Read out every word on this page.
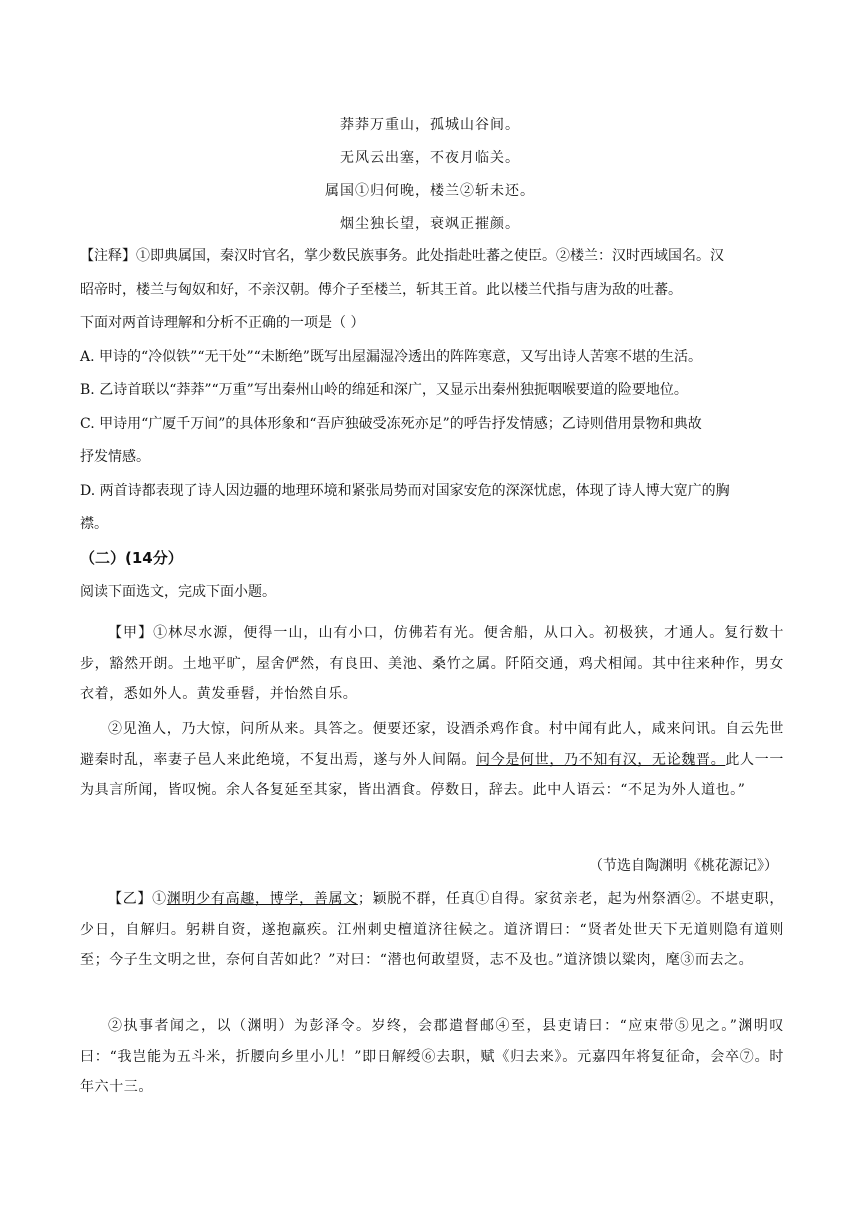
莽莽万重山，孤城山谷间。
无风云出塞，不夜月临关。
属国①归何晚，楼兰②斩未还。
烟尘独长望，衰飒正摧颜。
【注释】①即典属国，秦汉时官名，掌少数民族事务。此处指赴吐蕃之使臣。②楼兰：汉时西域国名。汉
昭帝时，楼兰与匈奴和好，不亲汉朝。傅介子至楼兰，斩其王首。此以楼兰代指与唐为敌的吐蕃。
下面对两首诗理解和分析不正确的一项是（ ）
A. 甲诗的“冷似铁”“无干处”“未断绝”既写出屋漏湿冷透出的阵阵寒意，又写出诗人苦寒不堪的生活。
B. 乙诗首联以“莽莽”“万重”写出秦州山岭的绵延和深广，又显示出秦州独扼咽喉要道的险要地位。
C. 甲诗用“广厦千万间”的具体形象和“吾庐独破受冻死亦足”的呼告抒发情感；乙诗则借用景物和典故
抒发情感。
D. 两首诗都表现了诗人因边疆的地理环境和紧张局势而对国家安危的深深忧虑，体现了诗人博大宽广的胸
襟。
（二）(14分）
阅读下面选文，完成下面小题。
【甲】①林尽水源，便得一山，山有小口，仿佛若有光。便舍船，从口入。初极狭，才通人。复行数十步，豁然开朗。土地平旷，屋舍俨然，有良田、美池、桑竹之属。阡陌交通，鸡犬相闻。其中往来种作，男女衣着，悉如外人。黄发垂髫，并怡然自乐。
②见渔人，乃大惊，问所从来。具答之。便要还家，设酒杀鸡作食。村中闻有此人，咸来问讯。自云先世避秦时乱，率妻子邑人来此绝境，不复出焉，遂与外人间隔。问今是何世，乃不知有汉，无论魏晋。此人一一为具言所闻，皆叹惋。余人各复延至其家，皆出酒食。停数日，辞去。此中人语云：“不足为外人道也。”
（节选自陶渊明《桃花源记》）
【乙】①渊明少有高趣，博学，善属文；颖脱不群，任真①自得。家贫亲老，起为州祭酒②。不堪吏职，少日，自解归。躬耕自资，遂抱羸疾。江州刺史檀道济往候之。道济谓曰：“贤者处世天下无道则隐有道则至；今子生文明之世，奈何自苦如此？”对曰：“潜也何敢望贤，志不及也。”道济馈以粱肉，麾③而去之。
②执事者闻之，以（渊明）为彭泽令。岁终，会郡遣督邮④至，县吏请曰：“应束带⑤见之。”渊明叹曰：“我岂能为五斗米，折腰向乡里小儿！”即日解绶⑥去职，赋《归去来》。元嘉四年将复征命，会卒⑦。时年六十三。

══════════

#### Short exercise:
Restate the records above in full, word for word. Keep pictures out.

#### Result for this exercise:
Read out every word on this page.
莽莽万重山，孤城山谷间。
无风云出塞，不夜月临关。
属国①归何晚，楼兰②斩未还。
烟尘独长望，衰飒正摧颜。
【注释】①即典属国，秦汉时官名，掌少数民族事务。此处指赴吐蕃之使臣。②楼兰：汉时西域国名。汉
昭帝时，楼兰与匈奴和好，不亲汉朝。傅介子至楼兰，斩其王首。此以楼兰代指与唐为敌的吐蕃。
下面对两首诗理解和分析不正确的一项是（ ）
A. 甲诗的“冷似铁”“无干处”“未断绝”既写出屋漏湿冷透出的阵阵寒意，又写出诗人苦寒不堪的生活。
B. 乙诗首联以“莽莽”“万重”写出秦州山岭的绵延和深广，又显示出秦州独扼咽喉要道的险要地位。
C. 甲诗用“广厦千万间”的具体形象和“吾庐独破受冻死亦足”的呼告抒发情感；乙诗则借用景物和典故
抒发情感。
D. 两首诗都表现了诗人因边疆的地理环境和紧张局势而对国家安危的深深忧虑，体现了诗人博大宽广的胸
襟。
（二）(14分）
阅读下面选文，完成下面小题。
【甲】①林尽水源，便得一山，山有小口，仿佛若有光。便舍船，从口入。初极狭，才通人。复行数十步，豁然开朗。土地平旷，屋舍俨然，有良田、美池、桑竹之属。阡陌交通，鸡犬相闻。其中往来种作，男女衣着，悉如外人。黄发垂髫，并怡然自乐。
②见渔人，乃大惊，问所从来。具答之。便要还家，设酒杀鸡作食。村中闻有此人，咸来问讯。自云先世避秦时乱，率妻子邑人来此绝境，不复出焉，遂与外人间隔。问今是何世，乃不知有汉，无论魏晋。此人一一为具言所闻，皆叹惋。余人各复延至其家，皆出酒食。停数日，辞去。此中人语云：“不足为外人道也。”
（节选自陶渊明《桃花源记》）
【乙】①渊明少有高趣，博学，善属文；颖脱不群，任真①自得。家贫亲老，起为州祭酒②。不堪吏职，少日，自解归。躬耕自资，遂抱羸疾。江州刺史檀道济往候之。道济谓曰：“贤者处世天下无道则隐有道则至；今子生文明之世，奈何自苦如此？”对曰：“潜也何敢望贤，志不及也。”道济馈以粱肉，麾③而去之。
②执事者闻之，以（渊明）为彭泽令。岁终，会郡遣督邮④至，县吏请曰：“应束带⑤见之。”渊明叹曰：“我岂能为五斗米，折腰向乡里小儿！”即日解绶⑥去职，赋《归去来》。元嘉四年将复征命，会卒⑦。时年六十三。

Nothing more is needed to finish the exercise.